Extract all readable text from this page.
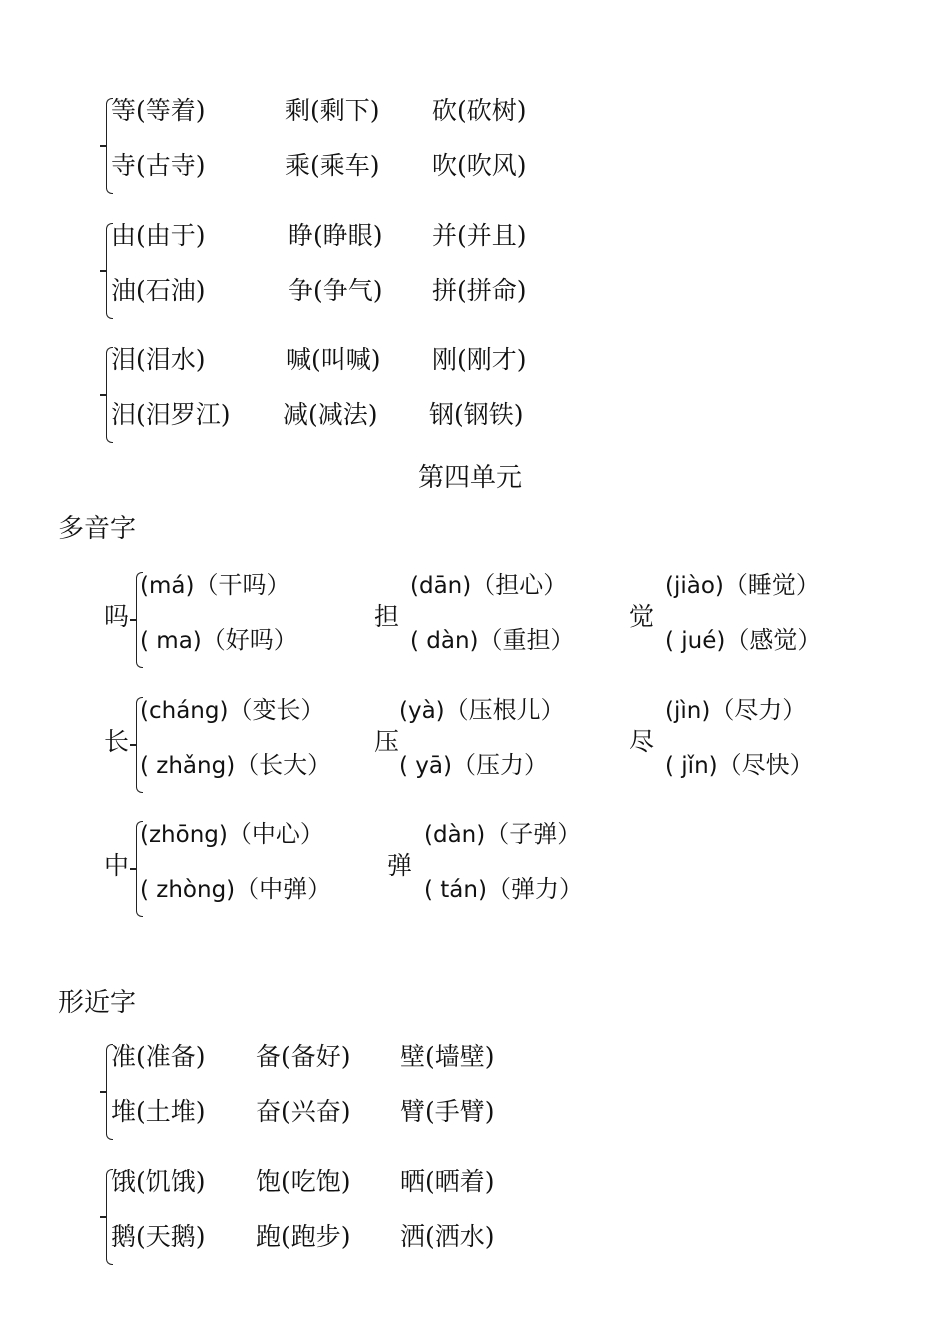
等(等着)	剩(剩下) 砍(砍树)
寺(古寺)	乘(乘车) 吹(吹风)
由(由于)	睁(睁眼) 并(并且)
油(石油)	争(争气) 拼(拼命)
泪(泪水)	喊(叫喊) 刚(刚才)
汨(汨罗江) 减(减法) 钢(钢铁)
第四单元
多音字
吗
(má)（干吗）
( ma)（好吗）
担
(dān)（担心）
( dàn)（重担）
觉
(jiào)（睡觉）
( jué)（感觉）
长
(cháng)（变长）
( zhǎng)（长大）
压
(yà)（压根儿）
( yā)（压力）
尽
(jìn)（尽力）
( jǐn)（尽快）
中
(zhōng)（中心）
( zhòng)（中弹）
弹
(dàn)（子弹）
( tán)（弹力）
形近字
准(准备) 备(备好) 壁(墙壁)
堆(土堆) 奋(兴奋) 臂(手臂)
饿(饥饿) 饱(吃饱) 晒(晒着)
鹅(天鹅) 跑(跑步) 洒(洒水)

### DIRECTIONS
Reproduce the full listing faithfully, but do not carry over any pictures.

### WRITTEN SOLUTION
Extract all readable text from this page.
等(等着)	剩(剩下) 砍(砍树)
寺(古寺)	乘(乘车) 吹(吹风)
由(由于)	睁(睁眼) 并(并且)
油(石油)	争(争气) 拼(拼命)
泪(泪水)	喊(叫喊) 刚(刚才)
汨(汨罗江) 减(减法) 钢(钢铁)
第四单元
多音字
吗
(má)（干吗）
( ma)（好吗）
担
(dān)（担心）
( dàn)（重担）
觉
(jiào)（睡觉）
( jué)（感觉）
长
(cháng)（变长）
( zhǎng)（长大）
压
(yà)（压根儿）
( yā)（压力）
尽
(jìn)（尽力）
( jǐn)（尽快）
中
(zhōng)（中心）
( zhòng)（中弹）
弹
(dàn)（子弹）
( tán)（弹力）
形近字
准(准备) 备(备好) 壁(墙壁)
堆(土堆) 奋(兴奋) 臂(手臂)
饿(饥饿) 饱(吃饱) 晒(晒着)
鹅(天鹅) 跑(跑步) 洒(洒水)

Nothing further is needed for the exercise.